◆ **Document extract**
::::

The report is available for US$15 from IRN (email von@irn.org), or in South
Africa for R60 from Environmental Monitoring Group, PO Box 18977, Wynberg,
South Africa 7824; Email: liane@kingsley.co.za; Ph: +2721.761.0549; Fax:
+2721.762 2238.

-------------------------------------
This excerpt describes some of the many alternatives to water supply which
can help human society flourish without undermining the integrity of the
ecological systems we depend on.

New Approaches to Water Supply

Using water more efficiently can in effect create a new source of supply.
According to Sandra Postel, an expert in international water scarcity
problems, technologies and methods are now available which could cut water
demand between 40-90 percent in industry, 30 percent or more in cities, and
between 10-50 percent in agriculture without reducing economic output or
quality of life. In developing countries, the potential benefits of water
demand-side management programs are huge in terms of money saved and
ecological damage avoided, as well as freeing up water supply to extend
coverage to the unserved.

::::

◆ **Data excerpt**

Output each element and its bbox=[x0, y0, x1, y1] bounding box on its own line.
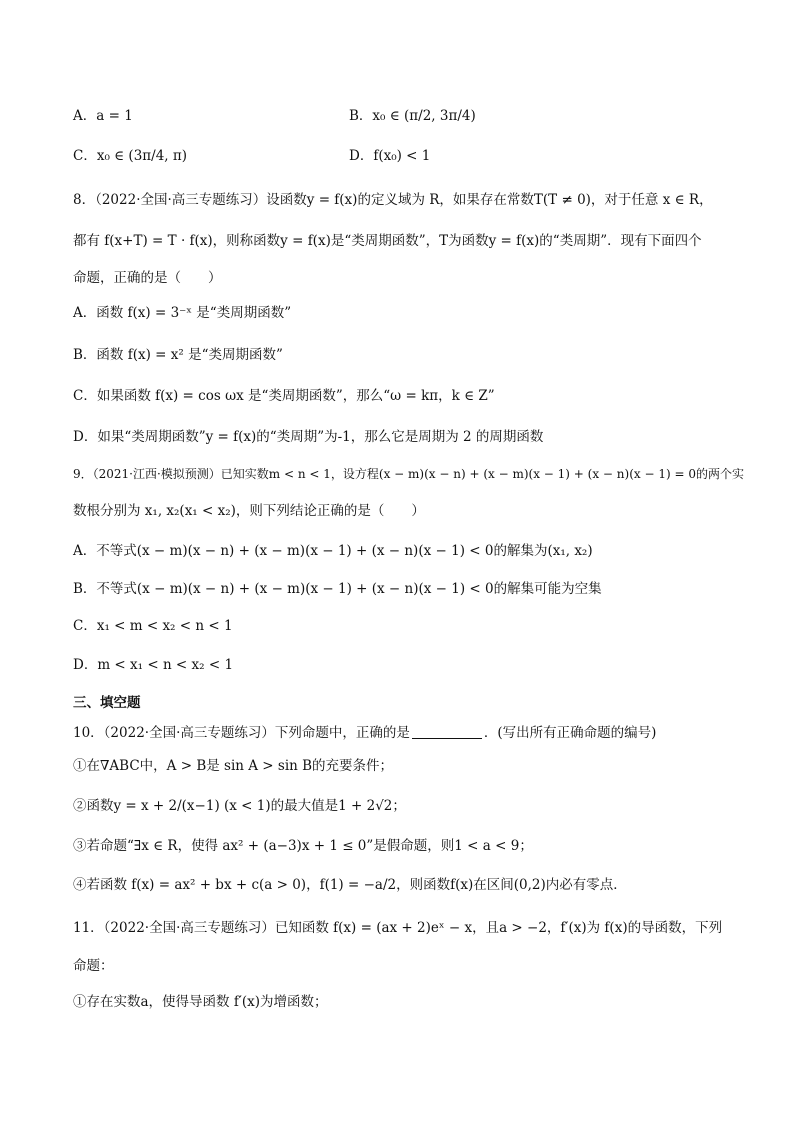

::::

◆ **Things to do**
a - In the water supply excerpt, by how much could agriculture cut its water demand?
b - Quote the water supply excerpt word for word, starting with "According to Sandra" and going on through "to the unserved.".

◆ **Expected results**
a - Between 10 and 50 percent.

b -
According to Sandra Postel, an expert in international water scarcity
problems, technologies and methods are now available which could cut water
demand between 40-90 percent in industry, 30 percent or more in cities, and
between 10-50 percent in agriculture without reducing economic output or
quality of life. In developing countries, the potential benefits of water
demand-side management programs are huge in terms of money saved and
ecological damage avoided, as well as freeing up water supply to extend
coverage to the unserved.